:: Prompt ::
Images do not belong in the copy. Retype all the entries below exactly.

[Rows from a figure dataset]
--- --- ---
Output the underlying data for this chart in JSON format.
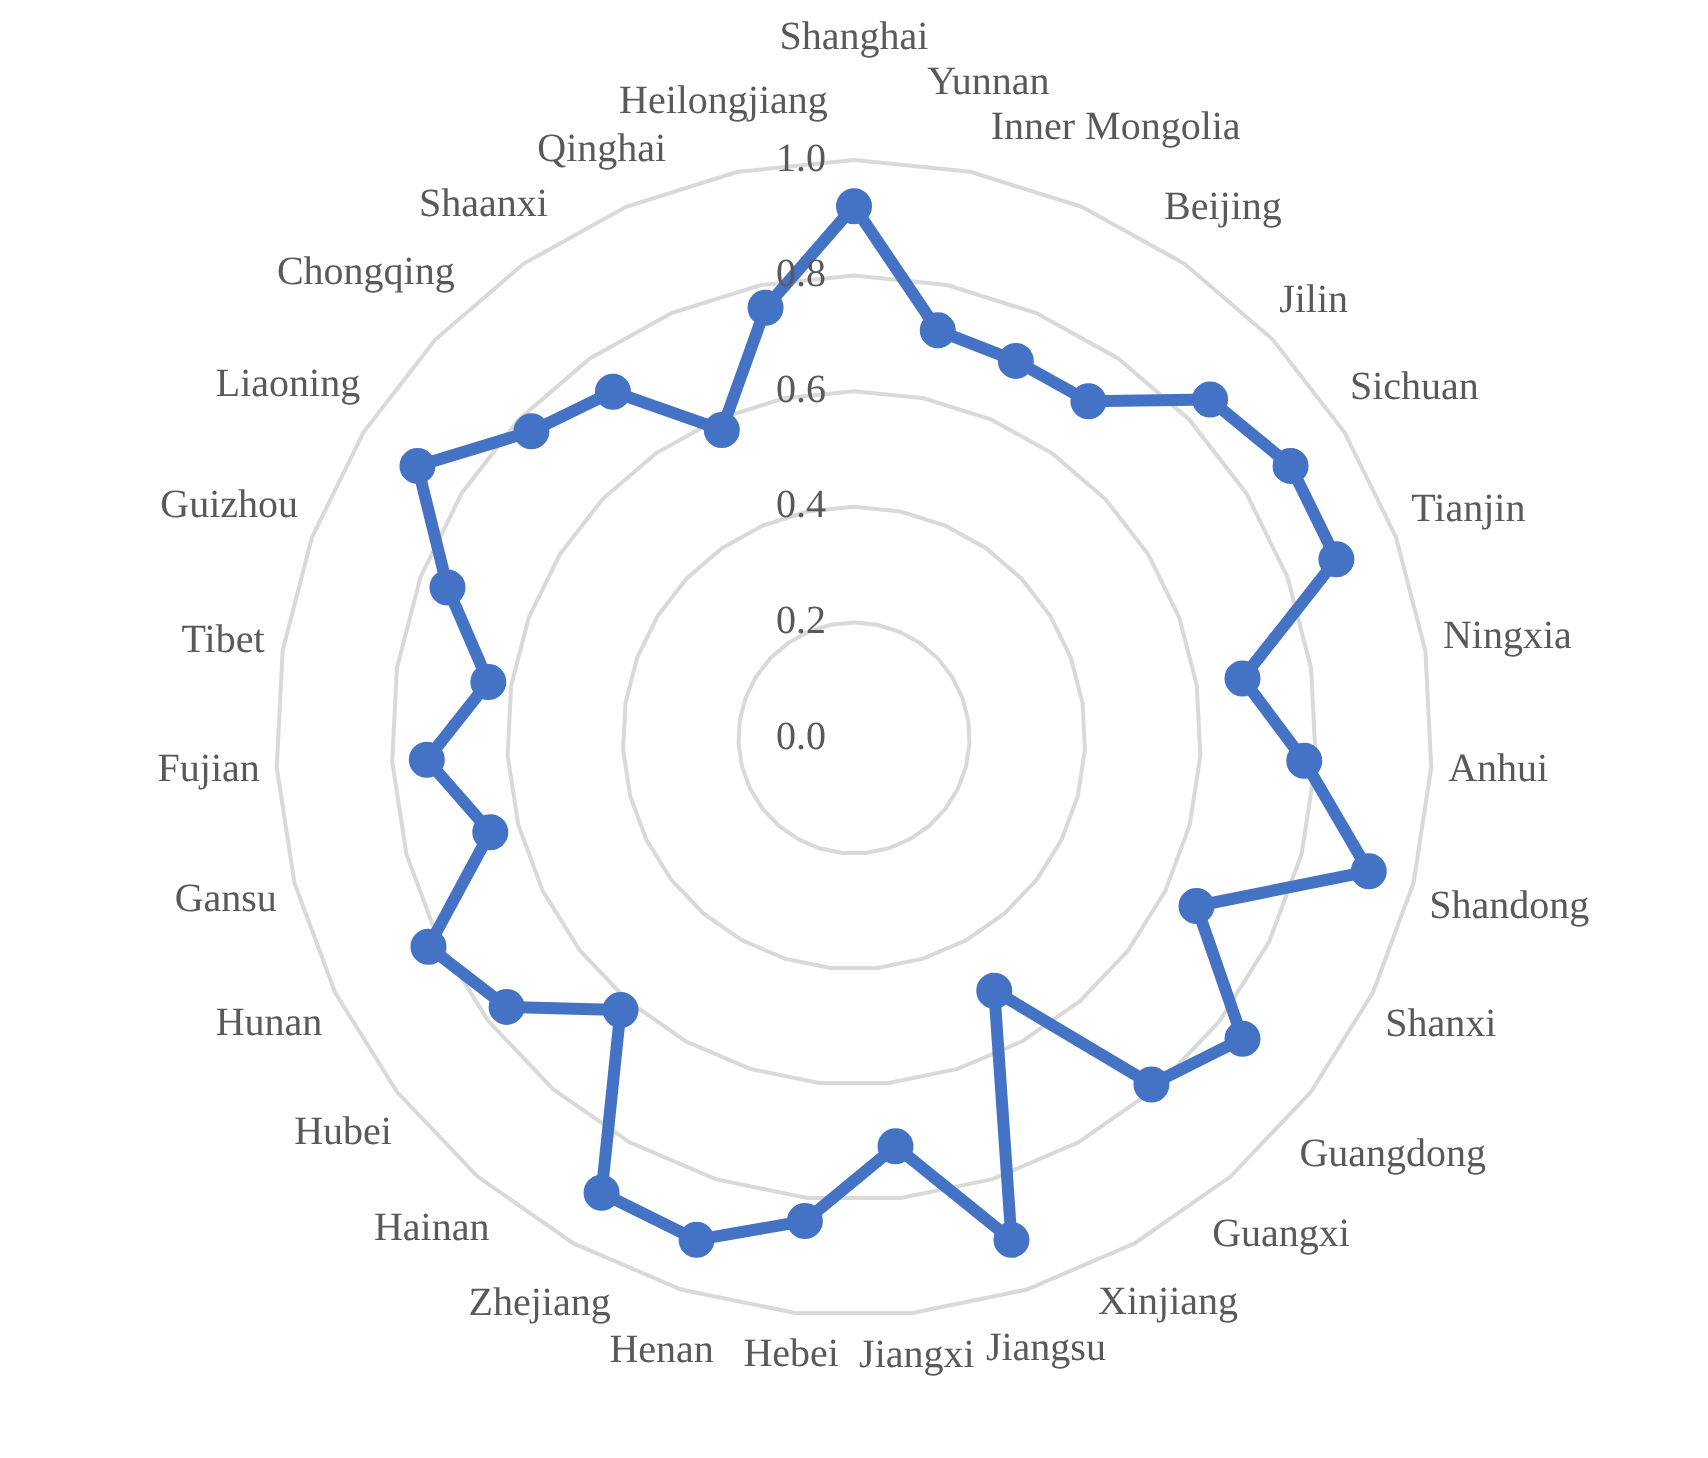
{
  "chart_data": {
    "type": "radar",
    "categories": [
      "Shanghai",
      "Yunnan",
      "Inner Mongolia",
      "Beijing",
      "Jilin",
      "Sichuan",
      "Tianjin",
      "Ningxia",
      "Anhui",
      "Shandong",
      "Shanxi",
      "Guangdong",
      "Guangxi",
      "Xinjiang",
      "Jiangsu",
      "Jiangxi",
      "Hebei",
      "Henan",
      "Zhejiang",
      "Hainan",
      "Hubei",
      "Hunan",
      "Gansu",
      "Fujian",
      "Tibet",
      "Guizhou",
      "Liaoning",
      "Chongqing",
      "Shaanxi",
      "Qinghai",
      "Heilongjiang"
    ],
    "series": [
      {
        "color": "#4472c4",
        "values": [
          0.92,
          0.72,
          0.71,
          0.71,
          0.85,
          0.89,
          0.89,
          0.68,
          0.78,
          0.92,
          0.66,
          0.85,
          0.79,
          0.5,
          0.91,
          0.71,
          0.84,
          0.91,
          0.9,
          0.62,
          0.76,
          0.82,
          0.65,
          0.74,
          0.64,
          0.75,
          0.89,
          0.77,
          0.73,
          0.58,
          0.76
        ]
      }
    ],
    "ylim": [
      0,
      1
    ],
    "yticks": [
      {
        "value": 0,
        "label": "0.0"
      },
      {
        "value": 0.2,
        "label": "0.2"
      },
      {
        "value": 0.4,
        "label": "0.4"
      },
      {
        "value": 0.6,
        "label": "0.6"
      },
      {
        "value": 0.8,
        "label": "0.8"
      },
      {
        "value": 1,
        "label": "1.0"
      }
    ],
    "grid": true,
    "marker": "circle",
    "legend": false
  }
}
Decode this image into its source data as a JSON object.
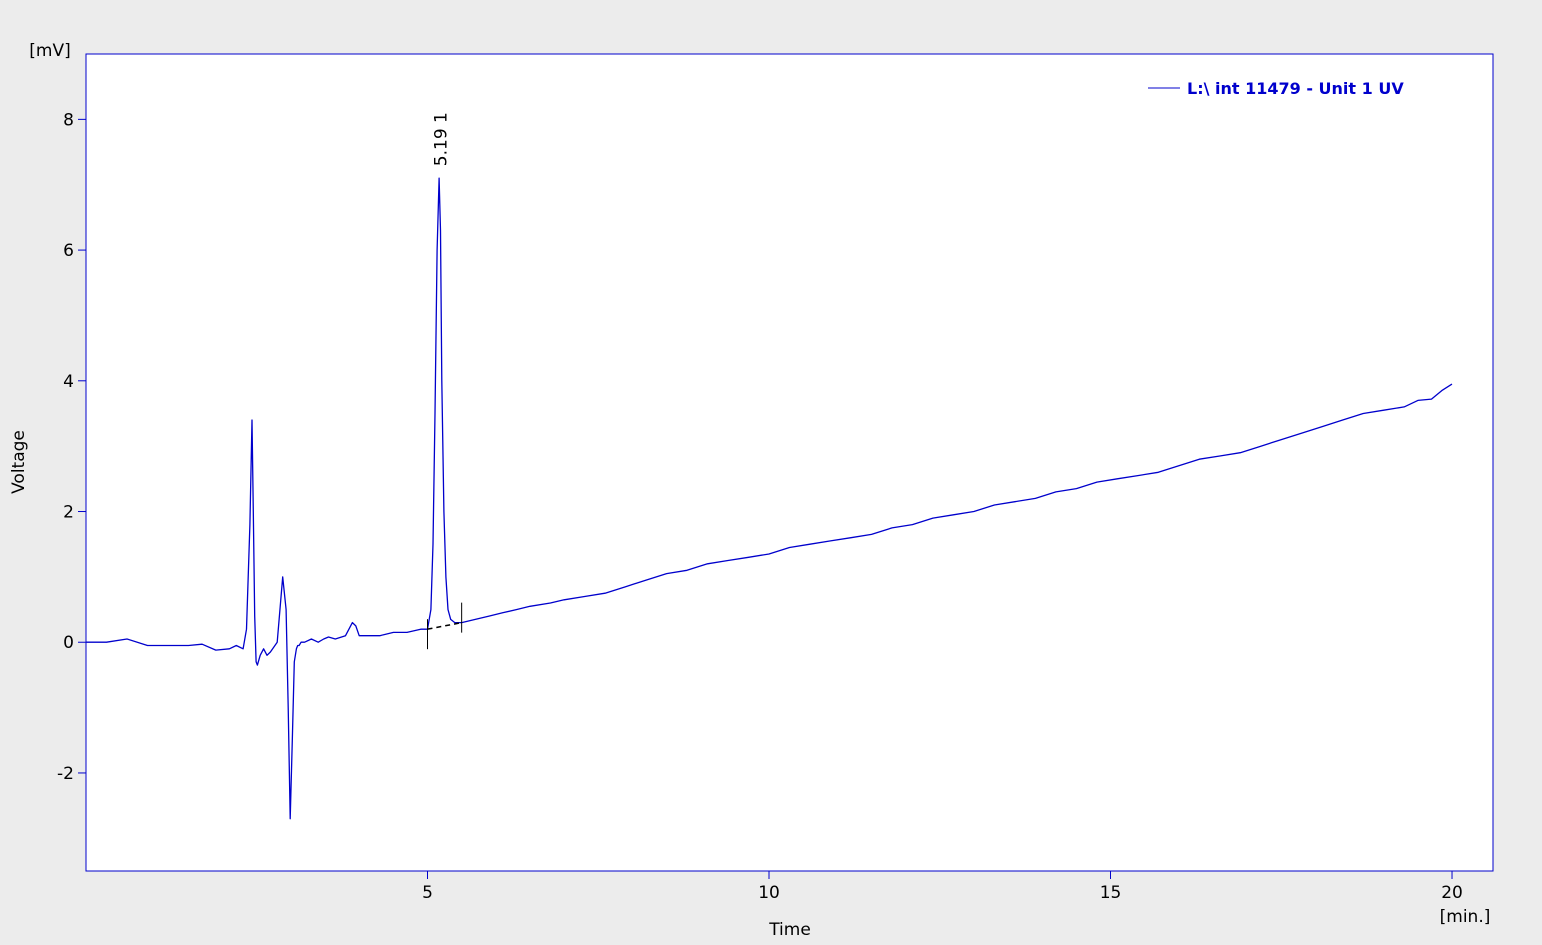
{
  "chart_data": {
    "type": "line",
    "ylabel": "Voltage",
    "xlabel": "Time",
    "y_unit": "[mV]",
    "x_unit": "[min.]",
    "xlim": [
      0,
      20.6
    ],
    "ylim": [
      -3.5,
      9.0
    ],
    "x_ticks": [
      5,
      10,
      15,
      20
    ],
    "y_ticks": [
      -2,
      0,
      2,
      4,
      6,
      8
    ],
    "x_tick_labels": [
      "5",
      "10",
      "15",
      "20"
    ],
    "y_tick_labels": [
      "-2",
      "0",
      "2",
      "4",
      "6",
      "8"
    ],
    "grid": false,
    "legend_position": "top-right",
    "colors": {
      "series": "#0000cc",
      "frame": "#0000cc",
      "baseline": "#000000",
      "background": "#ffffff",
      "page": "#ececec"
    },
    "series": [
      {
        "name": "L:\\ int 11479 - Unit 1 UV",
        "x": [
          0.0,
          0.3,
          0.6,
          0.9,
          1.2,
          1.5,
          1.7,
          1.9,
          2.1,
          2.2,
          2.3,
          2.35,
          2.4,
          2.43,
          2.45,
          2.47,
          2.49,
          2.51,
          2.55,
          2.6,
          2.65,
          2.7,
          2.8,
          2.88,
          2.93,
          2.96,
          2.99,
          3.02,
          3.05,
          3.08,
          3.1,
          3.12,
          3.15,
          3.2,
          3.3,
          3.4,
          3.48,
          3.55,
          3.65,
          3.8,
          3.9,
          3.95,
          4.0,
          4.1,
          4.3,
          4.5,
          4.7,
          4.9,
          5.0,
          5.05,
          5.08,
          5.11,
          5.14,
          5.17,
          5.19,
          5.21,
          5.24,
          5.27,
          5.3,
          5.34,
          5.4,
          5.5,
          5.7,
          5.9,
          6.1,
          6.3,
          6.5,
          6.8,
          7.0,
          7.3,
          7.6,
          7.9,
          8.2,
          8.5,
          8.8,
          9.1,
          9.4,
          9.7,
          10.0,
          10.3,
          10.6,
          10.9,
          11.2,
          11.5,
          11.8,
          12.1,
          12.4,
          12.7,
          13.0,
          13.3,
          13.6,
          13.9,
          14.2,
          14.5,
          14.8,
          15.1,
          15.4,
          15.7,
          16.0,
          16.3,
          16.6,
          16.9,
          17.2,
          17.5,
          17.8,
          18.1,
          18.4,
          18.7,
          19.0,
          19.3,
          19.5,
          19.7,
          19.85,
          20.0
        ],
        "y": [
          0.0,
          0.0,
          0.05,
          -0.05,
          -0.05,
          -0.05,
          -0.03,
          -0.12,
          -0.1,
          -0.05,
          -0.1,
          0.2,
          1.8,
          3.4,
          2.0,
          0.4,
          -0.3,
          -0.35,
          -0.2,
          -0.1,
          -0.2,
          -0.15,
          0.0,
          1.0,
          0.5,
          -1.0,
          -2.7,
          -1.5,
          -0.3,
          -0.1,
          -0.05,
          -0.05,
          0.0,
          0.0,
          0.05,
          0.0,
          0.05,
          0.08,
          0.05,
          0.1,
          0.3,
          0.25,
          0.1,
          0.1,
          0.1,
          0.15,
          0.15,
          0.2,
          0.2,
          0.5,
          1.5,
          3.5,
          6.0,
          7.1,
          6.3,
          4.0,
          2.0,
          1.0,
          0.5,
          0.35,
          0.3,
          0.3,
          0.35,
          0.4,
          0.45,
          0.5,
          0.55,
          0.6,
          0.65,
          0.7,
          0.75,
          0.85,
          0.95,
          1.05,
          1.1,
          1.2,
          1.25,
          1.3,
          1.35,
          1.45,
          1.5,
          1.55,
          1.6,
          1.65,
          1.75,
          1.8,
          1.9,
          1.95,
          2.0,
          2.1,
          2.15,
          2.2,
          2.3,
          2.35,
          2.45,
          2.5,
          2.55,
          2.6,
          2.7,
          2.8,
          2.85,
          2.9,
          3.0,
          3.1,
          3.2,
          3.3,
          3.4,
          3.5,
          3.55,
          3.6,
          3.7,
          3.72,
          3.85,
          3.95
        ]
      }
    ],
    "peak_annotation": {
      "x": 5.19,
      "y": 7.1,
      "label": "5.19   1"
    },
    "integration_baseline": {
      "x": [
        5.0,
        5.5
      ],
      "y": [
        0.2,
        0.3
      ]
    }
  }
}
--- --- ---
:: Reply to the exercise ::
Output the underlying data for this chart in JSON format.
{
  "chart_data": {
    "type": "radar",
    "categories": [
      "Shanghai",
      "Yunnan",
      "Inner Mongolia",
      "Beijing",
      "Jilin",
      "Sichuan",
      "Tianjin",
      "Ningxia",
      "Anhui",
      "Shandong",
      "Shanxi",
      "Guangdong",
      "Guangxi",
      "Xinjiang",
      "Jiangsu",
      "Jiangxi",
      "Hebei",
      "Henan",
      "Zhejiang",
      "Hainan",
      "Hubei",
      "Hunan",
      "Gansu",
      "Fujian",
      "Tibet",
      "Guizhou",
      "Liaoning",
      "Chongqing",
      "Shaanxi",
      "Qinghai",
      "Heilongjiang"
    ],
    "series": [
      {
        "color": "#4472c4",
        "values": [
          0.92,
          0.72,
          0.71,
          0.71,
          0.85,
          0.89,
          0.89,
          0.68,
          0.78,
          0.92,
          0.66,
          0.85,
          0.79,
          0.5,
          0.91,
          0.71,
          0.84,
          0.91,
          0.9,
          0.62,
          0.76,
          0.82,
          0.65,
          0.74,
          0.64,
          0.75,
          0.89,
          0.77,
          0.73,
          0.58,
          0.76
        ]
      }
    ],
    "ylim": [
      0,
      1
    ],
    "yticks": [
      {
        "value": 0,
        "label": "0.0"
      },
      {
        "value": 0.2,
        "label": "0.2"
      },
      {
        "value": 0.4,
        "label": "0.4"
      },
      {
        "value": 0.6,
        "label": "0.6"
      },
      {
        "value": 0.8,
        "label": "0.8"
      },
      {
        "value": 1,
        "label": "1.0"
      }
    ],
    "grid": true,
    "marker": "circle",
    "legend": false
  }
}
Decode this image into its source data as a JSON object.
{
  "chart_data": {
    "type": "line",
    "ylabel": "Voltage",
    "xlabel": "Time",
    "y_unit": "[mV]",
    "x_unit": "[min.]",
    "xlim": [
      0,
      20.6
    ],
    "ylim": [
      -3.5,
      9.0
    ],
    "x_ticks": [
      5,
      10,
      15,
      20
    ],
    "y_ticks": [
      -2,
      0,
      2,
      4,
      6,
      8
    ],
    "x_tick_labels": [
      "5",
      "10",
      "15",
      "20"
    ],
    "y_tick_labels": [
      "-2",
      "0",
      "2",
      "4",
      "6",
      "8"
    ],
    "grid": false,
    "legend_position": "top-right",
    "colors": {
      "series": "#0000cc",
      "frame": "#0000cc",
      "baseline": "#000000",
      "background": "#ffffff",
      "page": "#ececec"
    },
    "series": [
      {
        "name": "L:\\ int 11479 - Unit 1 UV",
        "x": [
          0.0,
          0.3,
          0.6,
          0.9,
          1.2,
          1.5,
          1.7,
          1.9,
          2.1,
          2.2,
          2.3,
          2.35,
          2.4,
          2.43,
          2.45,
          2.47,
          2.49,
          2.51,
          2.55,
          2.6,
          2.65,
          2.7,
          2.8,
          2.88,
          2.93,
          2.96,
          2.99,
          3.02,
          3.05,
          3.08,
          3.1,
          3.12,
          3.15,
          3.2,
          3.3,
          3.4,
          3.48,
          3.55,
          3.65,
          3.8,
          3.9,
          3.95,
          4.0,
          4.1,
          4.3,
          4.5,
          4.7,
          4.9,
          5.0,
          5.05,
          5.08,
          5.11,
          5.14,
          5.17,
          5.19,
          5.21,
          5.24,
          5.27,
          5.3,
          5.34,
          5.4,
          5.5,
          5.7,
          5.9,
          6.1,
          6.3,
          6.5,
          6.8,
          7.0,
          7.3,
          7.6,
          7.9,
          8.2,
          8.5,
          8.8,
          9.1,
          9.4,
          9.7,
          10.0,
          10.3,
          10.6,
          10.9,
          11.2,
          11.5,
          11.8,
          12.1,
          12.4,
          12.7,
          13.0,
          13.3,
          13.6,
          13.9,
          14.2,
          14.5,
          14.8,
          15.1,
          15.4,
          15.7,
          16.0,
          16.3,
          16.6,
          16.9,
          17.2,
          17.5,
          17.8,
          18.1,
          18.4,
          18.7,
          19.0,
          19.3,
          19.5,
          19.7,
          19.85,
          20.0
        ],
        "y": [
          0.0,
          0.0,
          0.05,
          -0.05,
          -0.05,
          -0.05,
          -0.03,
          -0.12,
          -0.1,
          -0.05,
          -0.1,
          0.2,
          1.8,
          3.4,
          2.0,
          0.4,
          -0.3,
          -0.35,
          -0.2,
          -0.1,
          -0.2,
          -0.15,
          0.0,
          1.0,
          0.5,
          -1.0,
          -2.7,
          -1.5,
          -0.3,
          -0.1,
          -0.05,
          -0.05,
          0.0,
          0.0,
          0.05,
          0.0,
          0.05,
          0.08,
          0.05,
          0.1,
          0.3,
          0.25,
          0.1,
          0.1,
          0.1,
          0.15,
          0.15,
          0.2,
          0.2,
          0.5,
          1.5,
          3.5,
          6.0,
          7.1,
          6.3,
          4.0,
          2.0,
          1.0,
          0.5,
          0.35,
          0.3,
          0.3,
          0.35,
          0.4,
          0.45,
          0.5,
          0.55,
          0.6,
          0.65,
          0.7,
          0.75,
          0.85,
          0.95,
          1.05,
          1.1,
          1.2,
          1.25,
          1.3,
          1.35,
          1.45,
          1.5,
          1.55,
          1.6,
          1.65,
          1.75,
          1.8,
          1.9,
          1.95,
          2.0,
          2.1,
          2.15,
          2.2,
          2.3,
          2.35,
          2.45,
          2.5,
          2.55,
          2.6,
          2.7,
          2.8,
          2.85,
          2.9,
          3.0,
          3.1,
          3.2,
          3.3,
          3.4,
          3.5,
          3.55,
          3.6,
          3.7,
          3.72,
          3.85,
          3.95
        ]
      }
    ],
    "peak_annotation": {
      "x": 5.19,
      "y": 7.1,
      "label": "5.19   1"
    },
    "integration_baseline": {
      "x": [
        5.0,
        5.5
      ],
      "y": [
        0.2,
        0.3
      ]
    }
  }
}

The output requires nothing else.